[Begin Provided data]
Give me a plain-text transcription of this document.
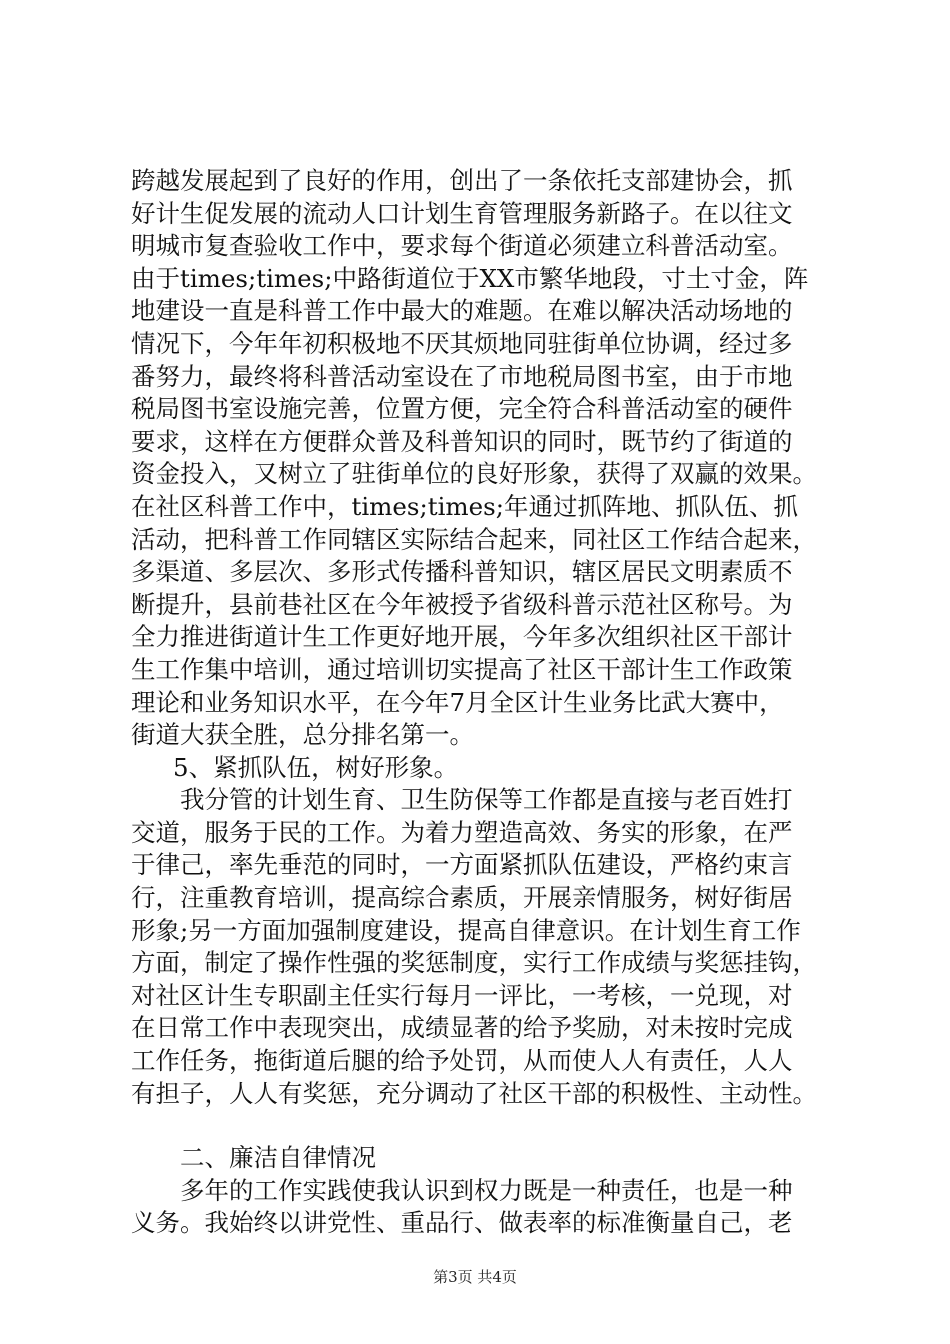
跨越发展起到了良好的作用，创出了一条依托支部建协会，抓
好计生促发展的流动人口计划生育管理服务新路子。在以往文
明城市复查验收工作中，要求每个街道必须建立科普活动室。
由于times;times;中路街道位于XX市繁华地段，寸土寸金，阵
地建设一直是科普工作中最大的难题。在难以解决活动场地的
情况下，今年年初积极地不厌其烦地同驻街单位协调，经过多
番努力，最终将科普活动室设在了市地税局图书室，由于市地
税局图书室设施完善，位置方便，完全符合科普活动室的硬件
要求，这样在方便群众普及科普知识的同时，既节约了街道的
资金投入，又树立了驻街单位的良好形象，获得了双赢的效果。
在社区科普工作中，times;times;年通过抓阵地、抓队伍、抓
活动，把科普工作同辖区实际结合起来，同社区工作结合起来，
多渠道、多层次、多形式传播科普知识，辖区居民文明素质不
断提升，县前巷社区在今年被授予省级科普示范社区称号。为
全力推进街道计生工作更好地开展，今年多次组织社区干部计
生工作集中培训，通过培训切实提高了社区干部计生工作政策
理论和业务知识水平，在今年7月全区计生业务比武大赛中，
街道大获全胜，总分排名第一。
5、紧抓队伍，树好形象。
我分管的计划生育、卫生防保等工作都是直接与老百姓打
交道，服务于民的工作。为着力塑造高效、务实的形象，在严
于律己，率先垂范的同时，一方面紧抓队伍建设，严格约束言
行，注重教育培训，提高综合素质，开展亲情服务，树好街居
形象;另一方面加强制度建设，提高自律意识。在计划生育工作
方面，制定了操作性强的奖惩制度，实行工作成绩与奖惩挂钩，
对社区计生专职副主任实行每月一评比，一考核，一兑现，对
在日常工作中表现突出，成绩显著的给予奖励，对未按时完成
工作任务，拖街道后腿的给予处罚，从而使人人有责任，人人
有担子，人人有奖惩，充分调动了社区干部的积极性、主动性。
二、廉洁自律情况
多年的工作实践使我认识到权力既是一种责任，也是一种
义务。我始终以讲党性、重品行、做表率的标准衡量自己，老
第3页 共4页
[End Provided data]
▶ Aim
Copy the records above exactly. The pictures are not part of the copy.

▶ Correct response
Give me a plain-text transcription of this document.
跨越发展起到了良好的作用，创出了一条依托支部建协会，抓
好计生促发展的流动人口计划生育管理服务新路子。在以往文
明城市复查验收工作中，要求每个街道必须建立科普活动室。
由于times;times;中路街道位于XX市繁华地段，寸土寸金，阵
地建设一直是科普工作中最大的难题。在难以解决活动场地的
情况下，今年年初积极地不厌其烦地同驻街单位协调，经过多
番努力，最终将科普活动室设在了市地税局图书室，由于市地
税局图书室设施完善，位置方便，完全符合科普活动室的硬件
要求，这样在方便群众普及科普知识的同时，既节约了街道的
资金投入，又树立了驻街单位的良好形象，获得了双赢的效果。
在社区科普工作中，times;times;年通过抓阵地、抓队伍、抓
活动，把科普工作同辖区实际结合起来，同社区工作结合起来，
多渠道、多层次、多形式传播科普知识，辖区居民文明素质不
断提升，县前巷社区在今年被授予省级科普示范社区称号。为
全力推进街道计生工作更好地开展，今年多次组织社区干部计
生工作集中培训，通过培训切实提高了社区干部计生工作政策
理论和业务知识水平，在今年7月全区计生业务比武大赛中，
街道大获全胜，总分排名第一。
5、紧抓队伍，树好形象。
我分管的计划生育、卫生防保等工作都是直接与老百姓打
交道，服务于民的工作。为着力塑造高效、务实的形象，在严
于律己，率先垂范的同时，一方面紧抓队伍建设，严格约束言
行，注重教育培训，提高综合素质，开展亲情服务，树好街居
形象;另一方面加强制度建设，提高自律意识。在计划生育工作
方面，制定了操作性强的奖惩制度，实行工作成绩与奖惩挂钩，
对社区计生专职副主任实行每月一评比，一考核，一兑现，对
在日常工作中表现突出，成绩显著的给予奖励，对未按时完成
工作任务，拖街道后腿的给予处罚，从而使人人有责任，人人
有担子，人人有奖惩，充分调动了社区干部的积极性、主动性。
二、廉洁自律情况
多年的工作实践使我认识到权力既是一种责任，也是一种
义务。我始终以讲党性、重品行、做表率的标准衡量自己，老
第3页 共4页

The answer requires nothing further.